= DO THIS =
Can you retype every record below exactly as written?

= AVAILABLE DATA =
— Begin —

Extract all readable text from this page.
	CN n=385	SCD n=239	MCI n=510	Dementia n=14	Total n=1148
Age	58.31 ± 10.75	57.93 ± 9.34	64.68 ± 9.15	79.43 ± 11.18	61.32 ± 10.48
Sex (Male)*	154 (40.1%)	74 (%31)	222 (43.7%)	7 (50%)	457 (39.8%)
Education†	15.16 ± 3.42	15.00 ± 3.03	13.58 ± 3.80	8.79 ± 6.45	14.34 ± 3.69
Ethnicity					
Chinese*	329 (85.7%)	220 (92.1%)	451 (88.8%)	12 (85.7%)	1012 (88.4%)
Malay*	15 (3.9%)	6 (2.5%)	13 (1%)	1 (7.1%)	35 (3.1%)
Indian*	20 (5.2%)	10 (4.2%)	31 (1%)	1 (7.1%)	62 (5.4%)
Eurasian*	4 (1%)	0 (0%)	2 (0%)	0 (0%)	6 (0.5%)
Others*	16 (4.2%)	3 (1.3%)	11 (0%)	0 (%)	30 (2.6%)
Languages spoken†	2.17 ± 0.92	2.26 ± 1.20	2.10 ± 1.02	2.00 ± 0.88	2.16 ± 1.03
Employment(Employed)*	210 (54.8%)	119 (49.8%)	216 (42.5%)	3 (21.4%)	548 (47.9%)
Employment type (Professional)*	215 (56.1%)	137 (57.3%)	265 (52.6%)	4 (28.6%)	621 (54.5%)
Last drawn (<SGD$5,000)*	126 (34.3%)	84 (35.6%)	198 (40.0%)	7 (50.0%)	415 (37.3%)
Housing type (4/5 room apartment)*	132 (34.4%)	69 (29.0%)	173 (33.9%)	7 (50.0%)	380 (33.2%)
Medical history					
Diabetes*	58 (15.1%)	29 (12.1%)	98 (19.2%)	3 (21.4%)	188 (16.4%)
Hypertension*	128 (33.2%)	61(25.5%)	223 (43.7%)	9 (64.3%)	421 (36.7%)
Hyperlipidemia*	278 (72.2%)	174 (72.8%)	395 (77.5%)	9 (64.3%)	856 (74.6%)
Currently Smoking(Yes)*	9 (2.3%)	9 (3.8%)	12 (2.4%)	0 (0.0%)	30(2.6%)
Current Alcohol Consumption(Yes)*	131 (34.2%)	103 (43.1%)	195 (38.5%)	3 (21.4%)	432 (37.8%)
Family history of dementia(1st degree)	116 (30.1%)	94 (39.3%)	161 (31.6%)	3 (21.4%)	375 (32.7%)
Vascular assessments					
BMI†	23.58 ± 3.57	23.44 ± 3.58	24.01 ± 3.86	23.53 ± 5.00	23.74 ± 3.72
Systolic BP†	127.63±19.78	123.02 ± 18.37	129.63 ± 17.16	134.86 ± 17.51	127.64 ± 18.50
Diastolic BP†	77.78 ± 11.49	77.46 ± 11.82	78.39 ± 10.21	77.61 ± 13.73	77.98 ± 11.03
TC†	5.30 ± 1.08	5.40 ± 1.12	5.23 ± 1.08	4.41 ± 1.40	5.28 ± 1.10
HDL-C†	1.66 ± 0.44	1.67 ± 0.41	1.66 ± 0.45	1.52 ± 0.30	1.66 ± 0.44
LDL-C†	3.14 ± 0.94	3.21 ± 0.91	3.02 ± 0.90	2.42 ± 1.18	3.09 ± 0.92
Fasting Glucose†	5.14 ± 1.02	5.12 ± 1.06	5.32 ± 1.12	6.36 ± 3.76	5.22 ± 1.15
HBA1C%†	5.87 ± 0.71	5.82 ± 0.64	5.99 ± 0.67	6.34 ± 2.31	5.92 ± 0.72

— End —

= FINAL ANSWER =
Extract all readable text from this page.
	CN n=385	SCD n=239	MCI n=510	Dementia n=14	Total n=1148
Age	58.31 ± 10.75	57.93 ± 9.34	64.68 ± 9.15	79.43 ± 11.18	61.32 ± 10.48
Sex (Male)*	154 (40.1%)	74 (%31)	222 (43.7%)	7 (50%)	457 (39.8%)
Education†	15.16 ± 3.42	15.00 ± 3.03	13.58 ± 3.80	8.79 ± 6.45	14.34 ± 3.69
Ethnicity					
Chinese*	329 (85.7%)	220 (92.1%)	451 (88.8%)	12 (85.7%)	1012 (88.4%)
Malay*	15 (3.9%)	6 (2.5%)	13 (1%)	1 (7.1%)	35 (3.1%)
Indian*	20 (5.2%)	10 (4.2%)	31 (1%)	1 (7.1%)	62 (5.4%)
Eurasian*	4 (1%)	0 (0%)	2 (0%)	0 (0%)	6 (0.5%)
Others*	16 (4.2%)	3 (1.3%)	11 (0%)	0 (%)	30 (2.6%)
Languages spoken†	2.17 ± 0.92	2.26 ± 1.20	2.10 ± 1.02	2.00 ± 0.88	2.16 ± 1.03
Employment(Employed)*	210 (54.8%)	119 (49.8%)	216 (42.5%)	3 (21.4%)	548 (47.9%)
Employment type (Professional)*	215 (56.1%)	137 (57.3%)	265 (52.6%)	4 (28.6%)	621 (54.5%)
Last drawn (<SGD$5,000)*	126 (34.3%)	84 (35.6%)	198 (40.0%)	7 (50.0%)	415 (37.3%)
Housing type (4/5 room apartment)*	132 (34.4%)	69 (29.0%)	173 (33.9%)	7 (50.0%)	380 (33.2%)
Medical history					
Diabetes*	58 (15.1%)	29 (12.1%)	98 (19.2%)	3 (21.4%)	188 (16.4%)
Hypertension*	128 (33.2%)	61(25.5%)	223 (43.7%)	9 (64.3%)	421 (36.7%)
Hyperlipidemia*	278 (72.2%)	174 (72.8%)	395 (77.5%)	9 (64.3%)	856 (74.6%)
Currently Smoking(Yes)*	9 (2.3%)	9 (3.8%)	12 (2.4%)	0 (0.0%)	30(2.6%)
Current Alcohol Consumption(Yes)*	131 (34.2%)	103 (43.1%)	195 (38.5%)	3 (21.4%)	432 (37.8%)
Family history of dementia(1st degree)	116 (30.1%)	94 (39.3%)	161 (31.6%)	3 (21.4%)	375 (32.7%)
Vascular assessments					
BMI†	23.58 ± 3.57	23.44 ± 3.58	24.01 ± 3.86	23.53 ± 5.00	23.74 ± 3.72
Systolic BP†	127.63±19.78	123.02 ± 18.37	129.63 ± 17.16	134.86 ± 17.51	127.64 ± 18.50
Diastolic BP†	77.78 ± 11.49	77.46 ± 11.82	78.39 ± 10.21	77.61 ± 13.73	77.98 ± 11.03
TC†	5.30 ± 1.08	5.40 ± 1.12	5.23 ± 1.08	4.41 ± 1.40	5.28 ± 1.10
HDL-C†	1.66 ± 0.44	1.67 ± 0.41	1.66 ± 0.45	1.52 ± 0.30	1.66 ± 0.44
LDL-C†	3.14 ± 0.94	3.21 ± 0.91	3.02 ± 0.90	2.42 ± 1.18	3.09 ± 0.92
Fasting Glucose†	5.14 ± 1.02	5.12 ± 1.06	5.32 ± 1.12	6.36 ± 3.76	5.22 ± 1.15
HBA1C%†	5.87 ± 0.71	5.82 ± 0.64	5.99 ± 0.67	6.34 ± 2.31	5.92 ± 0.72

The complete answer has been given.